_What the exercise asks_: Please transcribe the data that follows without the pictures, keeping every word the same.
+ + + +
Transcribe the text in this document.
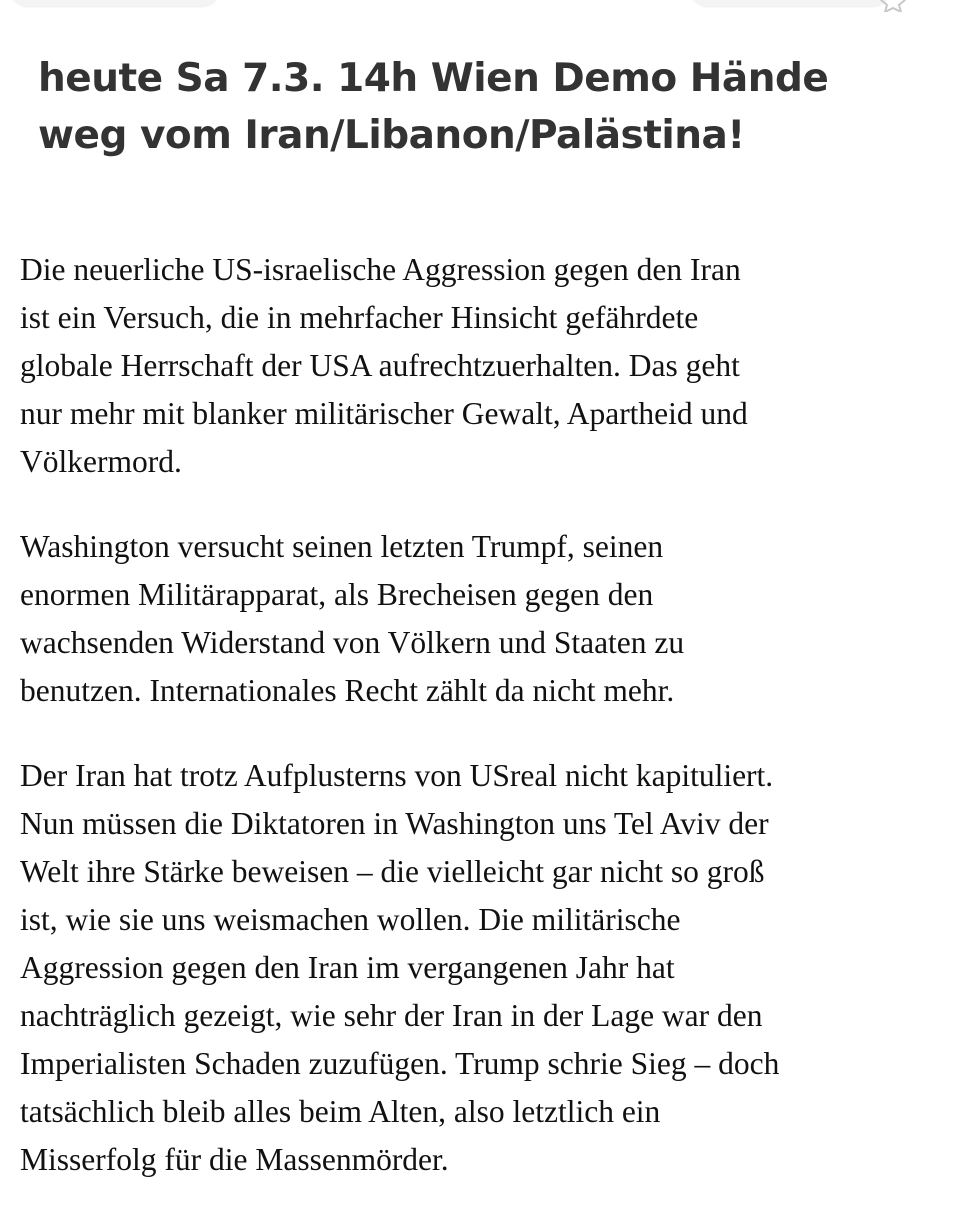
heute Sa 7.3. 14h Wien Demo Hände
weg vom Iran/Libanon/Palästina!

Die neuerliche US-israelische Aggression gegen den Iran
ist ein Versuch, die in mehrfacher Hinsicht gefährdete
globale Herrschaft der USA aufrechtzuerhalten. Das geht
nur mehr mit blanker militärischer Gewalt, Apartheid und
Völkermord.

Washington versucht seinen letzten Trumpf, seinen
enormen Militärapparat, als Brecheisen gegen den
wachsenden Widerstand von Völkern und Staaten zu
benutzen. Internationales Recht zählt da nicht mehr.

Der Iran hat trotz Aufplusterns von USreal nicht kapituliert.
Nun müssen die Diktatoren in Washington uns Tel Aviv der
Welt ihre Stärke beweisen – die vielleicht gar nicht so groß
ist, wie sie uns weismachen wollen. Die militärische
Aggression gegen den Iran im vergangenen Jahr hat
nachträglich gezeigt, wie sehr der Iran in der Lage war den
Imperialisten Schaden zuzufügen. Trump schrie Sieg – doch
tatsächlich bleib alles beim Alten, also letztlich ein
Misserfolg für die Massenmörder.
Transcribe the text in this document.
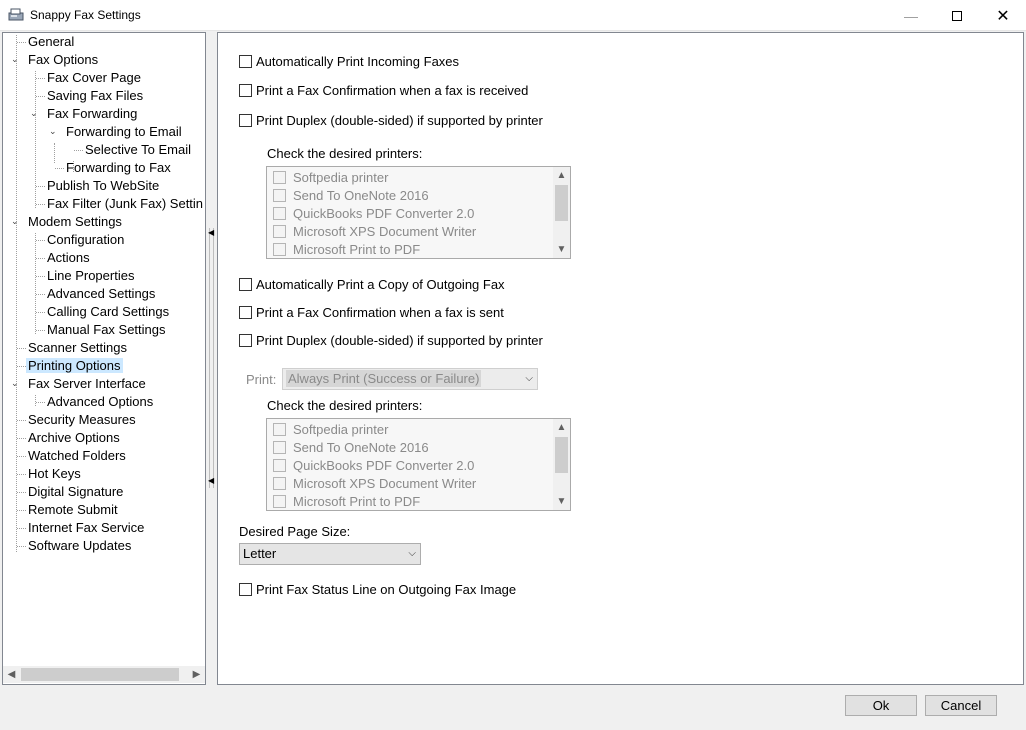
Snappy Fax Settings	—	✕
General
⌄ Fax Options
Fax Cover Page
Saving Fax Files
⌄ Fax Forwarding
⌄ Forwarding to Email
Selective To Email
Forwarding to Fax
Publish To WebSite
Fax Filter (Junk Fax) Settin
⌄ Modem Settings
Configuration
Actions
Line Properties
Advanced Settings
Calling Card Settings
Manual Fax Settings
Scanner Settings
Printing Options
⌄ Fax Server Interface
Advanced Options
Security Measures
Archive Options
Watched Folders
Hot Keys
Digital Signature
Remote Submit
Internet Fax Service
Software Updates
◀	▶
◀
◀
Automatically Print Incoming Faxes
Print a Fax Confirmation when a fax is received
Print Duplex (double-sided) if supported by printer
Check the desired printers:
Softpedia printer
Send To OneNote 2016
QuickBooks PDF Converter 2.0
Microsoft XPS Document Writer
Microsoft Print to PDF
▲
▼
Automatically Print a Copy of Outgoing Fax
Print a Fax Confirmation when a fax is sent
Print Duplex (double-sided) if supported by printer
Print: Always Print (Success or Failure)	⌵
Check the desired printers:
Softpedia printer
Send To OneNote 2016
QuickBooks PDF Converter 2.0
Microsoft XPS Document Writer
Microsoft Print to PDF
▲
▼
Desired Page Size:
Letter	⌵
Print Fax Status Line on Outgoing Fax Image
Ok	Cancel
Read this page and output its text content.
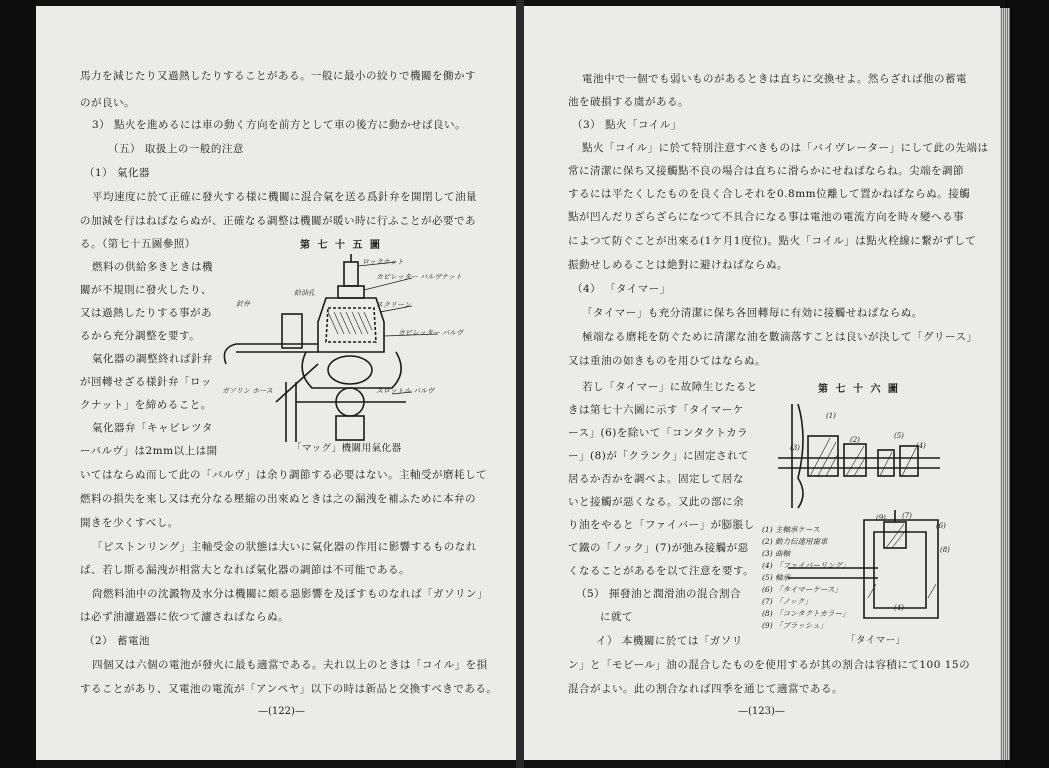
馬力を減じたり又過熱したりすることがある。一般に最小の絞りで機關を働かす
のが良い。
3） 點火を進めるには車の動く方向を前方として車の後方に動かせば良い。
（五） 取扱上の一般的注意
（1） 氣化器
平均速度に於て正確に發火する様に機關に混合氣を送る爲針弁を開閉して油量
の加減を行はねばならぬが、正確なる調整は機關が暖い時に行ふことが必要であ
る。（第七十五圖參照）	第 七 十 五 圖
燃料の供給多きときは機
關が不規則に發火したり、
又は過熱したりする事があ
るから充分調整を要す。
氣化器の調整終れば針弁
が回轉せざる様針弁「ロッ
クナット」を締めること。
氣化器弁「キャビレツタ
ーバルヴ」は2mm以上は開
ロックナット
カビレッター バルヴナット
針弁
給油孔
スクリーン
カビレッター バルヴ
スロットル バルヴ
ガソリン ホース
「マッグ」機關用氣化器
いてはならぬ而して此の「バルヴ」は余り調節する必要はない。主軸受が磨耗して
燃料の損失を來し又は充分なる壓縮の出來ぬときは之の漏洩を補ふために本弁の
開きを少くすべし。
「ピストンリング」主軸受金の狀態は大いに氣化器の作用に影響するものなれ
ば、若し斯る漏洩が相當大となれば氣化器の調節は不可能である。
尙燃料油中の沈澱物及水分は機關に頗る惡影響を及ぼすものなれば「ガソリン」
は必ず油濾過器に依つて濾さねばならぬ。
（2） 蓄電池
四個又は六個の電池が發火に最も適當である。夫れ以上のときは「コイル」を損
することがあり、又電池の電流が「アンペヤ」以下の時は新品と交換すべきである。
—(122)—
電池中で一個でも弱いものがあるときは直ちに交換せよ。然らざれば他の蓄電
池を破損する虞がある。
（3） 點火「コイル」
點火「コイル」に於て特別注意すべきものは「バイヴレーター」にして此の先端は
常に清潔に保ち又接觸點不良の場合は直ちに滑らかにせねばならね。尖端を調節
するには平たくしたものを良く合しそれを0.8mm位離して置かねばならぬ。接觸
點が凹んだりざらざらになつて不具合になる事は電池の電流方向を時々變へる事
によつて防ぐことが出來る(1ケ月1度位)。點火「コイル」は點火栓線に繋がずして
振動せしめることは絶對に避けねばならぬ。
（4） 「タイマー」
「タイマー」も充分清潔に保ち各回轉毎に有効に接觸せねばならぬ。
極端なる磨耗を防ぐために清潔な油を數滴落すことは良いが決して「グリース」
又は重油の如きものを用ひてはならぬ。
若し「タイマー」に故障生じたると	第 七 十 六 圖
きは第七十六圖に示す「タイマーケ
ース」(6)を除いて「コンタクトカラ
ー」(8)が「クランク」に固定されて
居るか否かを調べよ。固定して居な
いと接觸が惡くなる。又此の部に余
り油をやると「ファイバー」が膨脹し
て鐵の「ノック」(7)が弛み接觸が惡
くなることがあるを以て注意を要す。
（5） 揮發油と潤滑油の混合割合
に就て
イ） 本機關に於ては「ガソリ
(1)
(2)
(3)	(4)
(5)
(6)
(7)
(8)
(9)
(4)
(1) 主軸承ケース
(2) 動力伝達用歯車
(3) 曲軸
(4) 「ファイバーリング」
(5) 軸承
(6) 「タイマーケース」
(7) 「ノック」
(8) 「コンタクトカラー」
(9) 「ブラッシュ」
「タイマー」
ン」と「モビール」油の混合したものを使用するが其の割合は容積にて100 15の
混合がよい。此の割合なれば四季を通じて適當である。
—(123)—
+ + + +
_Task output_:
Transcribe the text in this document.
heute Sa 7.3. 14h Wien Demo Hände
weg vom Iran/Libanon/Palästina!

Die neuerliche US-israelische Aggression gegen den Iran
ist ein Versuch, die in mehrfacher Hinsicht gefährdete
globale Herrschaft der USA aufrechtzuerhalten. Das geht
nur mehr mit blanker militärischer Gewalt, Apartheid und
Völkermord.

Washington versucht seinen letzten Trumpf, seinen
enormen Militärapparat, als Brecheisen gegen den
wachsenden Widerstand von Völkern und Staaten zu
benutzen. Internationales Recht zählt da nicht mehr.

Der Iran hat trotz Aufplusterns von USreal nicht kapituliert.
Nun müssen die Diktatoren in Washington uns Tel Aviv der
Welt ihre Stärke beweisen – die vielleicht gar nicht so groß
ist, wie sie uns weismachen wollen. Die militärische
Aggression gegen den Iran im vergangenen Jahr hat
nachträglich gezeigt, wie sehr der Iran in der Lage war den
Imperialisten Schaden zuzufügen. Trump schrie Sieg – doch
tatsächlich bleib alles beim Alten, also letztlich ein
Misserfolg für die Massenmörder.
Transcribe the text in this document.
Snappy Fax Settings	—	✕
General
⌄ Fax Options
Fax Cover Page
Saving Fax Files
⌄ Fax Forwarding
⌄ Forwarding to Email
Selective To Email
Forwarding to Fax
Publish To WebSite
Fax Filter (Junk Fax) Settin
⌄ Modem Settings
Configuration
Actions
Line Properties
Advanced Settings
Calling Card Settings
Manual Fax Settings
Scanner Settings
Printing Options
⌄ Fax Server Interface
Advanced Options
Security Measures
Archive Options
Watched Folders
Hot Keys
Digital Signature
Remote Submit
Internet Fax Service
Software Updates
◀	▶
◀
◀
Automatically Print Incoming Faxes
Print a Fax Confirmation when a fax is received
Print Duplex (double-sided) if supported by printer
Check the desired printers:
Softpedia printer
Send To OneNote 2016
QuickBooks PDF Converter 2.0
Microsoft XPS Document Writer
Microsoft Print to PDF
▲
▼
Automatically Print a Copy of Outgoing Fax
Print a Fax Confirmation when a fax is sent
Print Duplex (double-sided) if supported by printer
Print: Always Print (Success or Failure)	⌵
Check the desired printers:
Softpedia printer
Send To OneNote 2016
QuickBooks PDF Converter 2.0
Microsoft XPS Document Writer
Microsoft Print to PDF
▲
▼
Desired Page Size:
Letter	⌵
Print Fax Status Line on Outgoing Fax Image
Ok	Cancel
Read this page and output its text content.
馬力を減じたり又過熱したりすることがある。一般に最小の絞りで機關を働かす
のが良い。
3） 點火を進めるには車の動く方向を前方として車の後方に動かせば良い。
（五） 取扱上の一般的注意
（1） 氣化器
平均速度に於て正確に發火する様に機關に混合氣を送る爲針弁を開閉して油量
の加減を行はねばならぬが、正確なる調整は機關が暖い時に行ふことが必要であ
る。（第七十五圖參照）	第 七 十 五 圖
燃料の供給多きときは機
關が不規則に發火したり、
又は過熱したりする事があ
るから充分調整を要す。
氣化器の調整終れば針弁
が回轉せざる様針弁「ロッ
クナット」を締めること。
氣化器弁「キャビレツタ
ーバルヴ」は2mm以上は開
ロックナット
カビレッター バルヴナット
針弁
給油孔
スクリーン
カビレッター バルヴ
スロットル バルヴ
ガソリン ホース
「マッグ」機關用氣化器
いてはならぬ而して此の「バルヴ」は余り調節する必要はない。主軸受が磨耗して
燃料の損失を來し又は充分なる壓縮の出來ぬときは之の漏洩を補ふために本弁の
開きを少くすべし。
「ピストンリング」主軸受金の狀態は大いに氣化器の作用に影響するものなれ
ば、若し斯る漏洩が相當大となれば氣化器の調節は不可能である。
尙燃料油中の沈澱物及水分は機關に頗る惡影響を及ぼすものなれば「ガソリン」
は必ず油濾過器に依つて濾さねばならぬ。
（2） 蓄電池
四個又は六個の電池が發火に最も適當である。夫れ以上のときは「コイル」を損
することがあり、又電池の電流が「アンペヤ」以下の時は新品と交換すべきである。
—(122)—
電池中で一個でも弱いものがあるときは直ちに交換せよ。然らざれば他の蓄電
池を破損する虞がある。
（3） 點火「コイル」
點火「コイル」に於て特別注意すべきものは「バイヴレーター」にして此の先端は
常に清潔に保ち又接觸點不良の場合は直ちに滑らかにせねばならね。尖端を調節
するには平たくしたものを良く合しそれを0.8mm位離して置かねばならぬ。接觸
點が凹んだりざらざらになつて不具合になる事は電池の電流方向を時々變へる事
によつて防ぐことが出來る(1ケ月1度位)。點火「コイル」は點火栓線に繋がずして
振動せしめることは絶對に避けねばならぬ。
（4） 「タイマー」
「タイマー」も充分清潔に保ち各回轉毎に有効に接觸せねばならぬ。
極端なる磨耗を防ぐために清潔な油を數滴落すことは良いが決して「グリース」
又は重油の如きものを用ひてはならぬ。
若し「タイマー」に故障生じたると	第 七 十 六 圖
きは第七十六圖に示す「タイマーケ
ース」(6)を除いて「コンタクトカラ
ー」(8)が「クランク」に固定されて
居るか否かを調べよ。固定して居な
いと接觸が惡くなる。又此の部に余
り油をやると「ファイバー」が膨脹し
て鐵の「ノック」(7)が弛み接觸が惡
くなることがあるを以て注意を要す。
（5） 揮發油と潤滑油の混合割合
に就て
イ） 本機關に於ては「ガソリ
(1)
(2)
(3)	(4)
(5)
(6)
(7)
(8)
(9)
(4)
(1) 主軸承ケース
(2) 動力伝達用歯車
(3) 曲軸
(4) 「ファイバーリング」
(5) 軸承
(6) 「タイマーケース」
(7) 「ノック」
(8) 「コンタクトカラー」
(9) 「ブラッシュ」
「タイマー」
ン」と「モビール」油の混合したものを使用するが其の割合は容積にて100 15の
混合がよい。此の割合なれば四季を通じて適當である。
—(123)—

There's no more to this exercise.